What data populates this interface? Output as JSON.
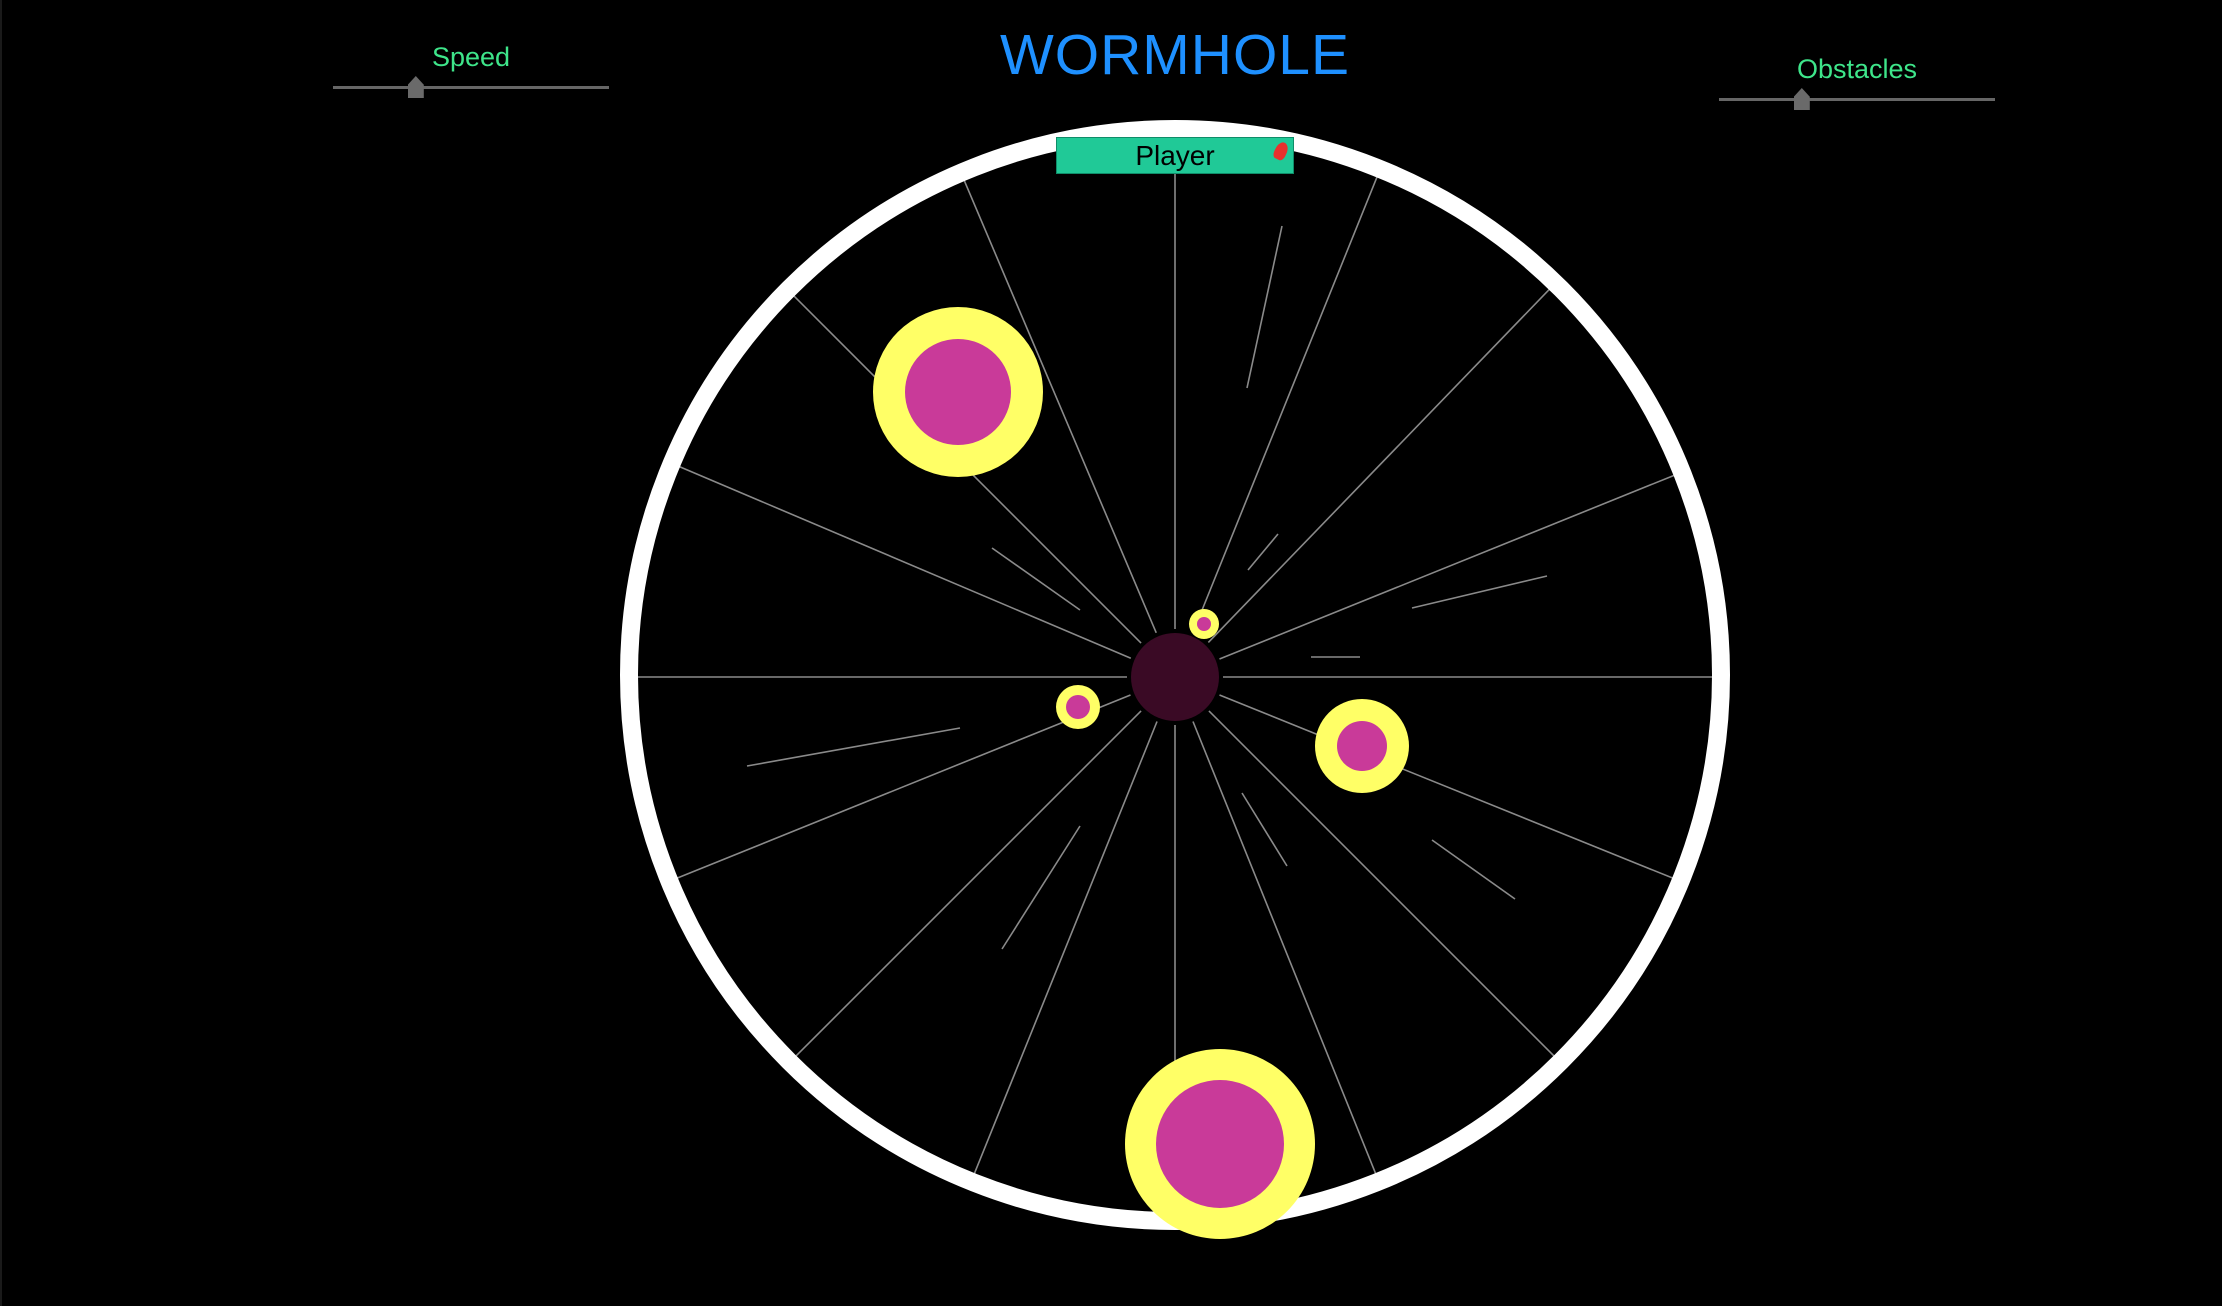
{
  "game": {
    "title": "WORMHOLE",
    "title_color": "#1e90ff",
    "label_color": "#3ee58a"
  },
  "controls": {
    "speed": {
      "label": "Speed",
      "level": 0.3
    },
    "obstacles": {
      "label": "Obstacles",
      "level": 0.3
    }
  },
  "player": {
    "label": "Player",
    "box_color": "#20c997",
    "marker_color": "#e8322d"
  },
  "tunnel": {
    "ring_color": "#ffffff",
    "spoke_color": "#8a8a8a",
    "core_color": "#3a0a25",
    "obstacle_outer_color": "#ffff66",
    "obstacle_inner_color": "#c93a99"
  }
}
* * *
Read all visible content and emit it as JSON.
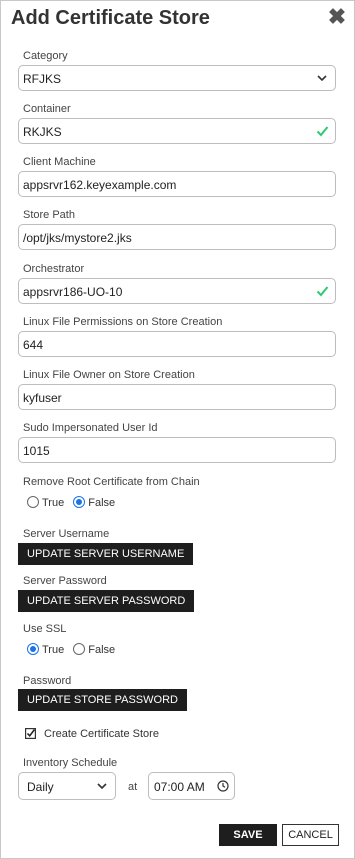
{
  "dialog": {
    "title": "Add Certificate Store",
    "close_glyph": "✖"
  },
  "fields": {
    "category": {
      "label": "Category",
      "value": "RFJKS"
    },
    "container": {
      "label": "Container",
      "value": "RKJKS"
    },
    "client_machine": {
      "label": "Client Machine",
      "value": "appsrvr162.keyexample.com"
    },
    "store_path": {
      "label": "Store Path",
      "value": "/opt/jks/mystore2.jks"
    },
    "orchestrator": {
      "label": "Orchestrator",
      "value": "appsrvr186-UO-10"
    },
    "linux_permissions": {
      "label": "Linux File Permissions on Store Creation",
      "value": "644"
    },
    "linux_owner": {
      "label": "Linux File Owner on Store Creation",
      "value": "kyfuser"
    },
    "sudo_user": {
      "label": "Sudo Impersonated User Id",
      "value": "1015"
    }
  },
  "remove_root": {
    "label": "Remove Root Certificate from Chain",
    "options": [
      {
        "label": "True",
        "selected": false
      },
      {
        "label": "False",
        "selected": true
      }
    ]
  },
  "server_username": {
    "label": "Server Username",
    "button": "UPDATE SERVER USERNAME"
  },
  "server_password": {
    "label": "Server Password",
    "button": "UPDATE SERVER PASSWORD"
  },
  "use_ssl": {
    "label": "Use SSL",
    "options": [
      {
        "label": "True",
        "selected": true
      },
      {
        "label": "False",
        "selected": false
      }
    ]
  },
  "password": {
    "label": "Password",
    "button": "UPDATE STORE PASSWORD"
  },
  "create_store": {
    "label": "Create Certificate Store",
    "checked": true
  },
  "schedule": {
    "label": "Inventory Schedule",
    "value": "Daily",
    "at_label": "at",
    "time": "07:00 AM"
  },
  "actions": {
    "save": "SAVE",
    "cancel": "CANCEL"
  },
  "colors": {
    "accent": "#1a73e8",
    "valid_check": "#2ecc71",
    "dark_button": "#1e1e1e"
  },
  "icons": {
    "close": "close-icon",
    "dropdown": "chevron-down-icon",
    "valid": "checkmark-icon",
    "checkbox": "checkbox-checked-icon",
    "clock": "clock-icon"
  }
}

— Task directions —
Using the listing above, show each line holding the string "Creation".

— Output of the task —
      "label": "Linux File Permissions on Store Creation",
      "label": "Linux File Owner on Store Creation",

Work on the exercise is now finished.